**Task goal**.
Would you transcribe the listing that follows, character for character, and omit its images?

━━━━━ Dataset excerpts

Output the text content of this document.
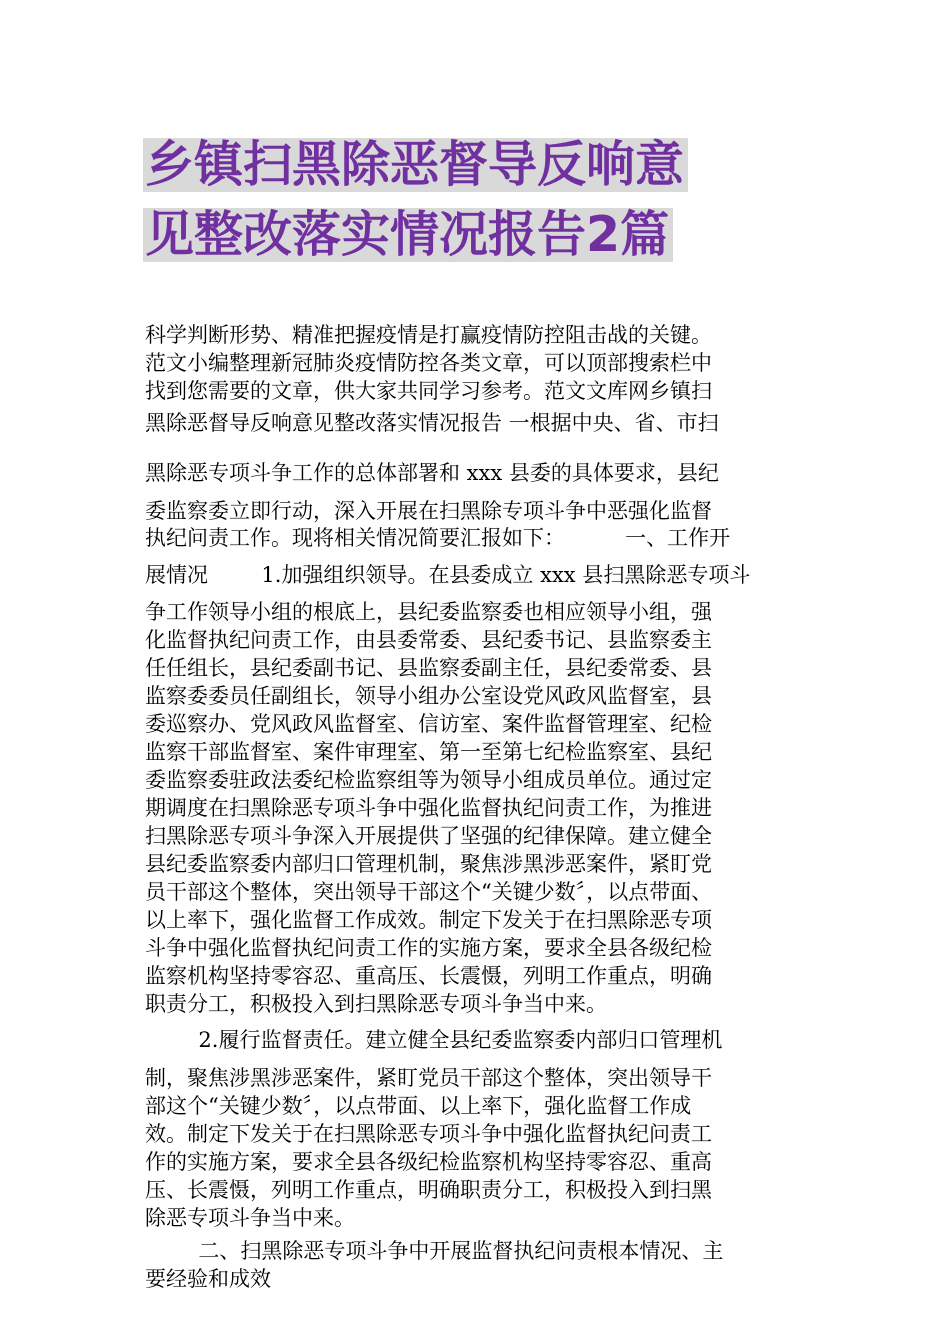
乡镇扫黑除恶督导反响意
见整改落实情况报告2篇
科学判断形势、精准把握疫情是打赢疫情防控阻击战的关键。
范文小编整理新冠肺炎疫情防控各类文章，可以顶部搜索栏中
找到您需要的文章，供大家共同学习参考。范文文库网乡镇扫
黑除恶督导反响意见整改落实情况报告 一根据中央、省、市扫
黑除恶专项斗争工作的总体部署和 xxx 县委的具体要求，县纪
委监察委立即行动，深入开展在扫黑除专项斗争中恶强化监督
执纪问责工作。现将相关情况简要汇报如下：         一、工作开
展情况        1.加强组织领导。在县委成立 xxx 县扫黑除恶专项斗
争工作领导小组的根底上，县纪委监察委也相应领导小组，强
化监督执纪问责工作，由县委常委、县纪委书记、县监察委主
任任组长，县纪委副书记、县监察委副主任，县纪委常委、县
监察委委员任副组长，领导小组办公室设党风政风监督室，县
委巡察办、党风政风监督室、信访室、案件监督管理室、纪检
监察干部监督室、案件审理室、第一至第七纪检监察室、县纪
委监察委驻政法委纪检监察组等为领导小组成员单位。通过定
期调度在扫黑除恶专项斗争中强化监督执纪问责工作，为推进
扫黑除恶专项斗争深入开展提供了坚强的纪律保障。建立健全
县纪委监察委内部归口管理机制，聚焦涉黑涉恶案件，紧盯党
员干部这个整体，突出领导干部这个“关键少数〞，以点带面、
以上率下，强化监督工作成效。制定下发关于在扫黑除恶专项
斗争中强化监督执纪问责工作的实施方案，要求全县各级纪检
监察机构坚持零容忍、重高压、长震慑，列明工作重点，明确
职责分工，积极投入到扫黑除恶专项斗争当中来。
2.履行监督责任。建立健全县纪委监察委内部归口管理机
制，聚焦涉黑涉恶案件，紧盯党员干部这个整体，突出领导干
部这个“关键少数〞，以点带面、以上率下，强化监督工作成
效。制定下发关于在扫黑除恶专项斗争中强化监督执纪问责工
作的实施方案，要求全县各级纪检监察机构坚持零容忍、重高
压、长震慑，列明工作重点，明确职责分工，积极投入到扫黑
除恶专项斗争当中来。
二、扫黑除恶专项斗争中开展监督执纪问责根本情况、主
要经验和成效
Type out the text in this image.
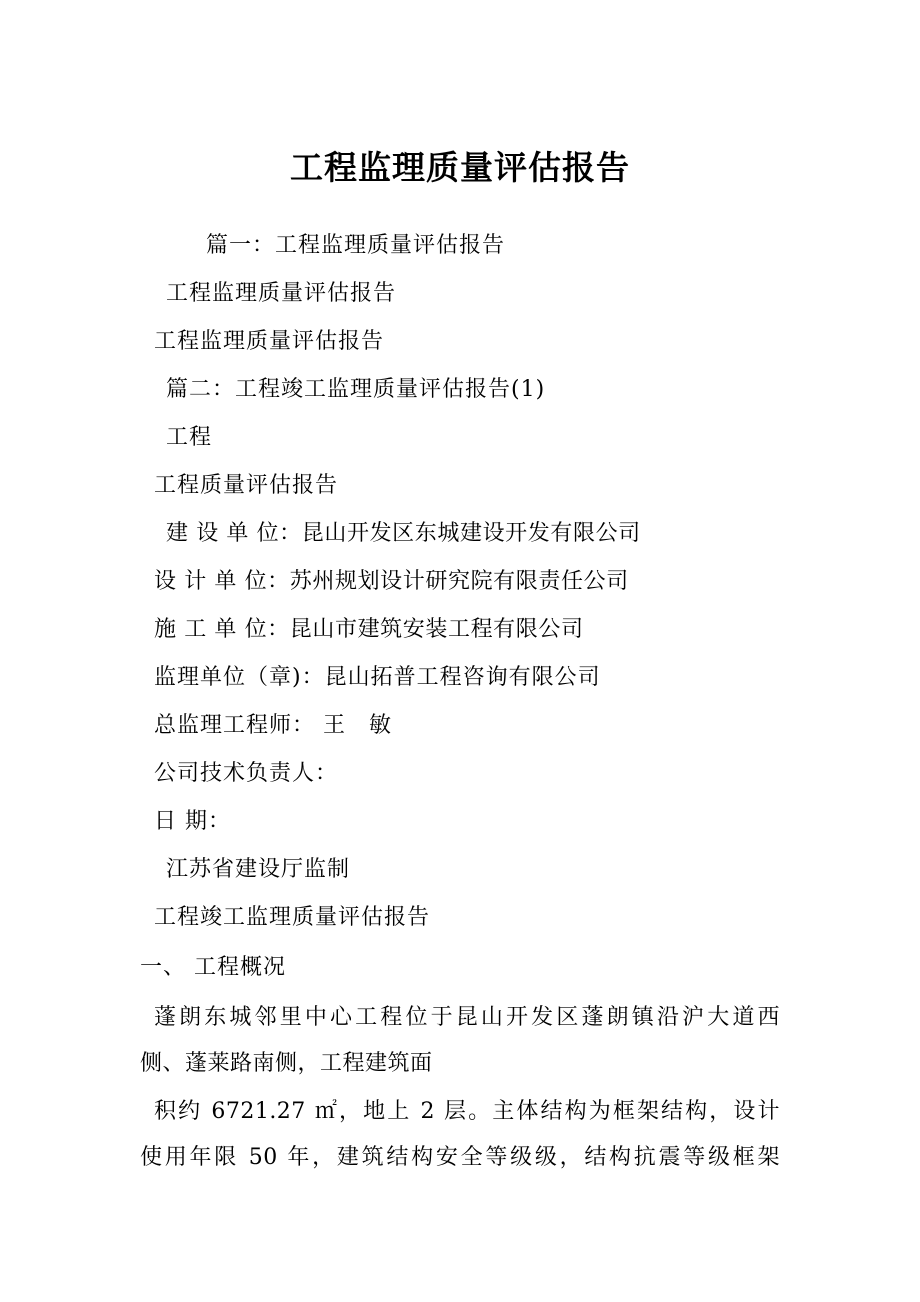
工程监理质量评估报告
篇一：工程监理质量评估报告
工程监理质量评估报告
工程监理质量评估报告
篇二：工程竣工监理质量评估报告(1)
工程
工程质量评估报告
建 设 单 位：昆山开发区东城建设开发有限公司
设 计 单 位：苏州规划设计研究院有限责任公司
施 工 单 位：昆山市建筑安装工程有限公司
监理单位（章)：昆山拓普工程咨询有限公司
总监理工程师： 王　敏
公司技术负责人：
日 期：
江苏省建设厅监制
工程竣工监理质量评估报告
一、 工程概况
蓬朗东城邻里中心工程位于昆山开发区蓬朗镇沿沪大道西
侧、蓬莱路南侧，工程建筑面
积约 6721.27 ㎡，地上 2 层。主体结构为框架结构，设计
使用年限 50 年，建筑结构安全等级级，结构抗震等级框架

━━━━━━━━━━

**Solved problem**.
Output the text content of this document.
乡镇扫黑除恶督导反响意
见整改落实情况报告2篇
科学判断形势、精准把握疫情是打赢疫情防控阻击战的关键。
范文小编整理新冠肺炎疫情防控各类文章，可以顶部搜索栏中
找到您需要的文章，供大家共同学习参考。范文文库网乡镇扫
黑除恶督导反响意见整改落实情况报告 一根据中央、省、市扫
黑除恶专项斗争工作的总体部署和 xxx 县委的具体要求，县纪
委监察委立即行动，深入开展在扫黑除专项斗争中恶强化监督
执纪问责工作。现将相关情况简要汇报如下：         一、工作开
展情况        1.加强组织领导。在县委成立 xxx 县扫黑除恶专项斗
争工作领导小组的根底上，县纪委监察委也相应领导小组，强
化监督执纪问责工作，由县委常委、县纪委书记、县监察委主
任任组长，县纪委副书记、县监察委副主任，县纪委常委、县
监察委委员任副组长，领导小组办公室设党风政风监督室，县
委巡察办、党风政风监督室、信访室、案件监督管理室、纪检
监察干部监督室、案件审理室、第一至第七纪检监察室、县纪
委监察委驻政法委纪检监察组等为领导小组成员单位。通过定
期调度在扫黑除恶专项斗争中强化监督执纪问责工作，为推进
扫黑除恶专项斗争深入开展提供了坚强的纪律保障。建立健全
县纪委监察委内部归口管理机制，聚焦涉黑涉恶案件，紧盯党
员干部这个整体，突出领导干部这个“关键少数〞，以点带面、
以上率下，强化监督工作成效。制定下发关于在扫黑除恶专项
斗争中强化监督执纪问责工作的实施方案，要求全县各级纪检
监察机构坚持零容忍、重高压、长震慑，列明工作重点，明确
职责分工，积极投入到扫黑除恶专项斗争当中来。
2.履行监督责任。建立健全县纪委监察委内部归口管理机
制，聚焦涉黑涉恶案件，紧盯党员干部这个整体，突出领导干
部这个“关键少数〞，以点带面、以上率下，强化监督工作成
效。制定下发关于在扫黑除恶专项斗争中强化监督执纪问责工
作的实施方案，要求全县各级纪检监察机构坚持零容忍、重高
压、长震慑，列明工作重点，明确职责分工，积极投入到扫黑
除恶专项斗争当中来。
二、扫黑除恶专项斗争中开展监督执纪问责根本情况、主
要经验和成效
Type out the text in this image.
工程监理质量评估报告
篇一：工程监理质量评估报告
工程监理质量评估报告
工程监理质量评估报告
篇二：工程竣工监理质量评估报告(1)
工程
工程质量评估报告
建 设 单 位：昆山开发区东城建设开发有限公司
设 计 单 位：苏州规划设计研究院有限责任公司
施 工 单 位：昆山市建筑安装工程有限公司
监理单位（章)：昆山拓普工程咨询有限公司
总监理工程师： 王　敏
公司技术负责人：
日 期：
江苏省建设厅监制
工程竣工监理质量评估报告
一、 工程概况
蓬朗东城邻里中心工程位于昆山开发区蓬朗镇沿沪大道西
侧、蓬莱路南侧，工程建筑面
积约 6721.27 ㎡，地上 2 层。主体结构为框架结构，设计
使用年限 50 年，建筑结构安全等级级，结构抗震等级框架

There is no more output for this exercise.